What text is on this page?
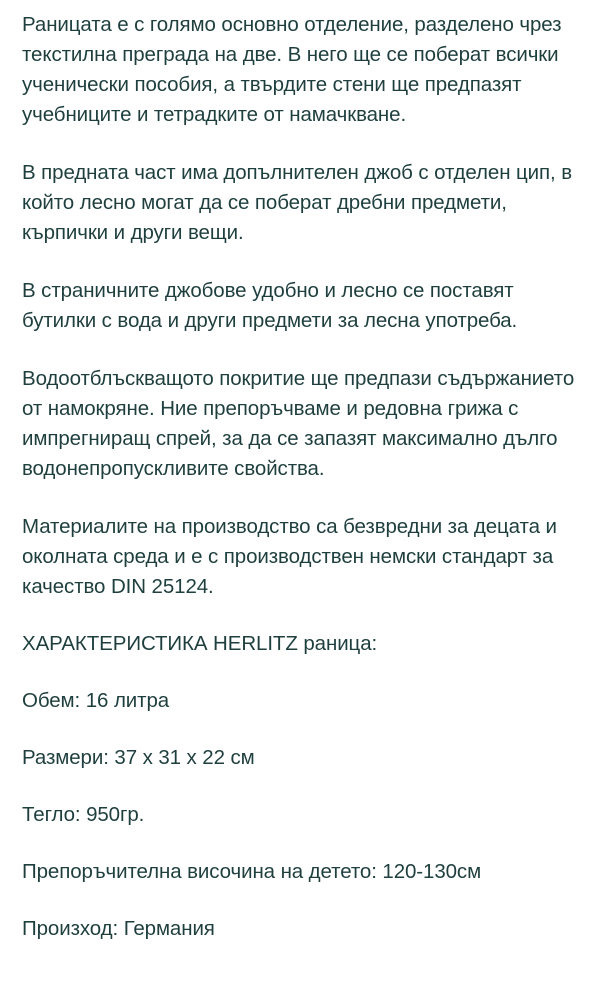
Раницата е с голямо основно отделение, разделено чрез текстилна преграда на две. В него ще се поберат всички ученически пособия, а твърдите стени ще предпазят учебниците и тетрадките от намачкване.

В предната част има допълнителен джоб с отделен цип, в който лесно могат да се поберат дребни предмети, кърпички и други вещи.

В страничните джобове удобно и лесно се поставят бутилки с вода и други предмети за лесна употреба.

Водоотблъскващото покритие ще предпази съдържанието от намокряне. Ние препоръчваме и редовна грижа с импрегниращ спрей, за да се запазят максимално дълго водонепропускливите свойства.

Материалите на производство са безвредни за децата и околната среда и е с производствен немски стандарт за качество DIN 25124.

ХАРАКТЕРИСТИКА HERLITZ раница:

Обем: 16 литра

Размери: 37 x 31 x 22 см

Тегло: 950гр.

Препоръчителна височина на детето: 120-130см

Произход: Германия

__What is needed__. Your task is to copy the entries in full and exactly, without any images.

__Task answer__.
What text is on this page?
Раницата е с голямо основно отделение, разделено чрез текстилна преграда на две. В него ще се поберат всички ученически пособия, а твърдите стени ще предпазят учебниците и тетрадките от намачкване.

В предната част има допълнителен джоб с отделен цип, в който лесно могат да се поберат дребни предмети, кърпички и други вещи.

В страничните джобове удобно и лесно се поставят бутилки с вода и други предмети за лесна употреба.

Водоотблъскващото покритие ще предпази съдържанието от намокряне. Ние препоръчваме и редовна грижа с импрегниращ спрей, за да се запазят максимално дълго водонепропускливите свойства.

Материалите на производство са безвредни за децата и околната среда и е с производствен немски стандарт за качество DIN 25124.

ХАРАКТЕРИСТИКА HERLITZ раница:

Обем: 16 литра

Размери: 37 x 31 x 22 см

Тегло: 950гр.

Препоръчителна височина на детето: 120-130см

Произход: Германия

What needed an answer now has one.